## PROVIDED DATA

====

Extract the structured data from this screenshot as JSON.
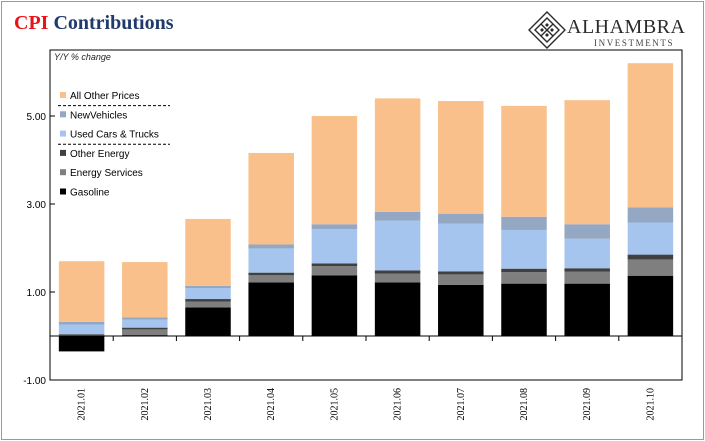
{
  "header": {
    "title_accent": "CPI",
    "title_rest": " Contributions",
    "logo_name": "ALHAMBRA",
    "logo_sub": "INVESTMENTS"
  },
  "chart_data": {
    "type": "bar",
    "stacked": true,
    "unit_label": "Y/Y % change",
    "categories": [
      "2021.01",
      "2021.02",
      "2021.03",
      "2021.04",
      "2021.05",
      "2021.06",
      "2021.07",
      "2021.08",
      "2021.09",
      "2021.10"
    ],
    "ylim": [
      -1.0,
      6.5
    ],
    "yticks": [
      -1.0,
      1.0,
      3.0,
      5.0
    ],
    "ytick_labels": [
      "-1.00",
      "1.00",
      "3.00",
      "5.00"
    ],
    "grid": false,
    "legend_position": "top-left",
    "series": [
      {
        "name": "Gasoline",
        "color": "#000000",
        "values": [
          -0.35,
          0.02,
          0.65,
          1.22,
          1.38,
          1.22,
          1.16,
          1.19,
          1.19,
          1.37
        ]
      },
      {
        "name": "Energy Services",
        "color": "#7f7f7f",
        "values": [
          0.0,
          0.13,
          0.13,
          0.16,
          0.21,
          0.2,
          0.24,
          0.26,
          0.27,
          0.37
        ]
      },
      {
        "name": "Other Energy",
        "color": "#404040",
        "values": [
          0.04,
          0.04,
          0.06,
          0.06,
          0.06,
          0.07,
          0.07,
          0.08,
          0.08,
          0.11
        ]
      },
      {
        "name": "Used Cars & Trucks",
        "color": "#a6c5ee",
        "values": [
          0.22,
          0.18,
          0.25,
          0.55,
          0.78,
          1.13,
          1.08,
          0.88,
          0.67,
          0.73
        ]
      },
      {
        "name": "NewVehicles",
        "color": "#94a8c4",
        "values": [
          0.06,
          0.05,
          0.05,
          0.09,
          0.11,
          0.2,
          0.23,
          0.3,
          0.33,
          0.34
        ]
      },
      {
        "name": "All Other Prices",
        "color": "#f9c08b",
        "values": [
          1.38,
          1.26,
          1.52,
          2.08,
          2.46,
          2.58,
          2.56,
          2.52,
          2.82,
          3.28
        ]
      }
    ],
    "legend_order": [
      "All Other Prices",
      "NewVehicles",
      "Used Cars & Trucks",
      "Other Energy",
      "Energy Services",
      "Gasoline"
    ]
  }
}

====

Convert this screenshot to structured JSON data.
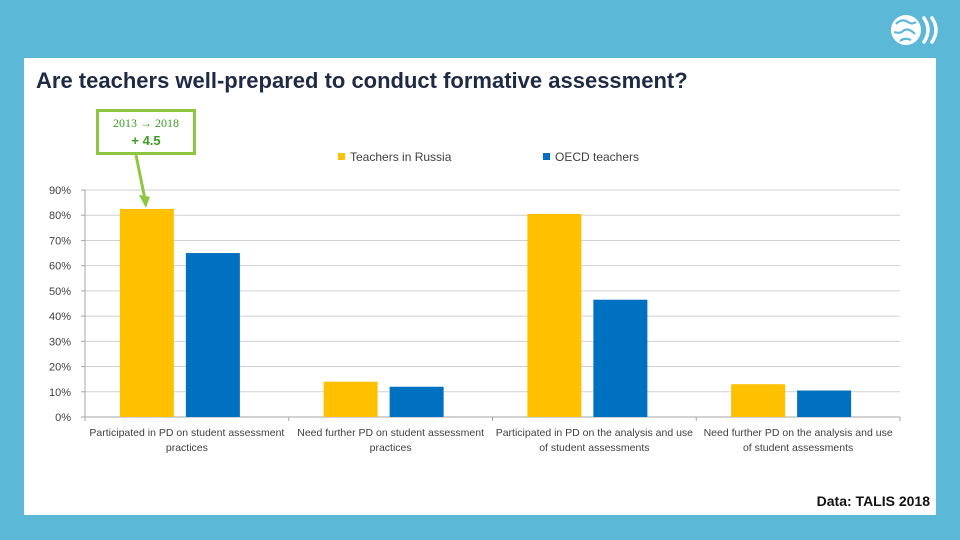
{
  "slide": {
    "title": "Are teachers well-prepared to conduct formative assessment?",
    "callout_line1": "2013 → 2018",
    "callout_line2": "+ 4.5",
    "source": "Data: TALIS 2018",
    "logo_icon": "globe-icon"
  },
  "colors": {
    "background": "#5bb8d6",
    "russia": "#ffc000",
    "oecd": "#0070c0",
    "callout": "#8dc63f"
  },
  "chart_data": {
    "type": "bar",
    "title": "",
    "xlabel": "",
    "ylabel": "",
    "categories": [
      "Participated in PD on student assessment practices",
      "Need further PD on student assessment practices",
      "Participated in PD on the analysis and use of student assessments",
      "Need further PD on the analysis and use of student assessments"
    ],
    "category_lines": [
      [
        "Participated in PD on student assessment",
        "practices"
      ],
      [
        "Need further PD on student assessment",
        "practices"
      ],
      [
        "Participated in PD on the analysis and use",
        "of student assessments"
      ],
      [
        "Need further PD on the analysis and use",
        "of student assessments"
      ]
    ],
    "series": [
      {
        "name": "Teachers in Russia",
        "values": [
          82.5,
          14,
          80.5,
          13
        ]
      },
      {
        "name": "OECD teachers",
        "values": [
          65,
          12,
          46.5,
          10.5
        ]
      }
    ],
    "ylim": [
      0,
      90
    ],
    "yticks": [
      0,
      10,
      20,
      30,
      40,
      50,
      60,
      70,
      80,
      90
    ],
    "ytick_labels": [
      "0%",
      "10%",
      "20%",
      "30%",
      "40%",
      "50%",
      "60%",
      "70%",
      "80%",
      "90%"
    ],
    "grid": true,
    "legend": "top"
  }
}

====

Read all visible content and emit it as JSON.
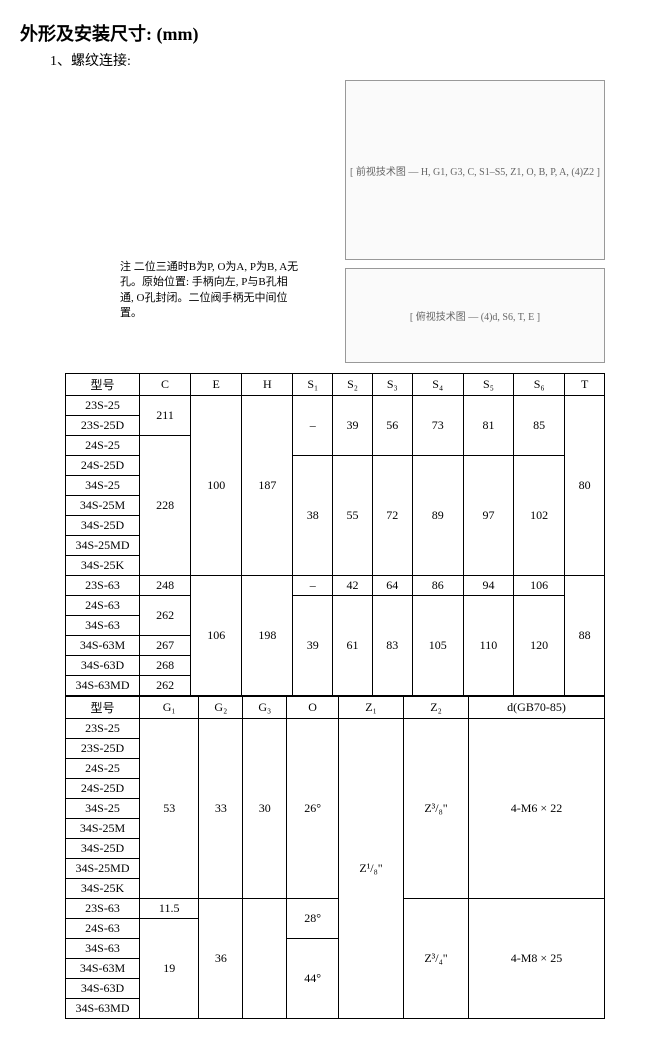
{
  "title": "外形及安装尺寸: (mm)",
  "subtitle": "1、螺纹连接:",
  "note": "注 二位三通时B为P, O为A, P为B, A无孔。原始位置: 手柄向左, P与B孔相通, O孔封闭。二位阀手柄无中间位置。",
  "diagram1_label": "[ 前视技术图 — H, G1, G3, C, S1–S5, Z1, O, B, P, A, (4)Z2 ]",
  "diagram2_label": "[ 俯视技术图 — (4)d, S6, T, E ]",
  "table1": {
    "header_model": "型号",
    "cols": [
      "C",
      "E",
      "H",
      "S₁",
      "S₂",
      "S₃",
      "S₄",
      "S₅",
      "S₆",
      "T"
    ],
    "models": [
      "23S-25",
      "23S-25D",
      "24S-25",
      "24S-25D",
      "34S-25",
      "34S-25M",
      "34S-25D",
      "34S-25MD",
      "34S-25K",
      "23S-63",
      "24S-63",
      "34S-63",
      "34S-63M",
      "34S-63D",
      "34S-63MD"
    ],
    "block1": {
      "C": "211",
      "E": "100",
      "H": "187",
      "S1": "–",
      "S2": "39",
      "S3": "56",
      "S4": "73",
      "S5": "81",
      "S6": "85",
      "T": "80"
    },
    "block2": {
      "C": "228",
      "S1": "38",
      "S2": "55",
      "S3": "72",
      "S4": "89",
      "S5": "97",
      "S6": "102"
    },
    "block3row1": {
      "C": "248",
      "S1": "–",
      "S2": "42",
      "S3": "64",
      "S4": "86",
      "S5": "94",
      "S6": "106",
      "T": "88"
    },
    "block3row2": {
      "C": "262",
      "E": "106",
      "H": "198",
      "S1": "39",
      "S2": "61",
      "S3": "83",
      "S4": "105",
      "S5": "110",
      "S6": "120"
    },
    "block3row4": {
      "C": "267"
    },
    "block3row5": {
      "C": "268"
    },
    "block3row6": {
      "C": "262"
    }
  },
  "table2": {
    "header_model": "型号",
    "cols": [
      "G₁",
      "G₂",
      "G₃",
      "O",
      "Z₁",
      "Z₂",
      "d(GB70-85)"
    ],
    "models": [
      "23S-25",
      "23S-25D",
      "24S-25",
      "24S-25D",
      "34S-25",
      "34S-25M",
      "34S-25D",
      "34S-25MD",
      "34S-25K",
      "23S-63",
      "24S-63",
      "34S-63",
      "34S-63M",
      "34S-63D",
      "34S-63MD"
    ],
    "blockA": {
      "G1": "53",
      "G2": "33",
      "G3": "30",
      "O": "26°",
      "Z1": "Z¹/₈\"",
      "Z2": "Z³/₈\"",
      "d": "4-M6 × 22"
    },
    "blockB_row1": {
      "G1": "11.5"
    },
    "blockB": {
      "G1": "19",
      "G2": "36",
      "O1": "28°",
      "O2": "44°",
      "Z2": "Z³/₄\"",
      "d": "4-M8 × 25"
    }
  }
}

====

Of all the lines above, how many contain the word "assessments"? Answer with only the number.

4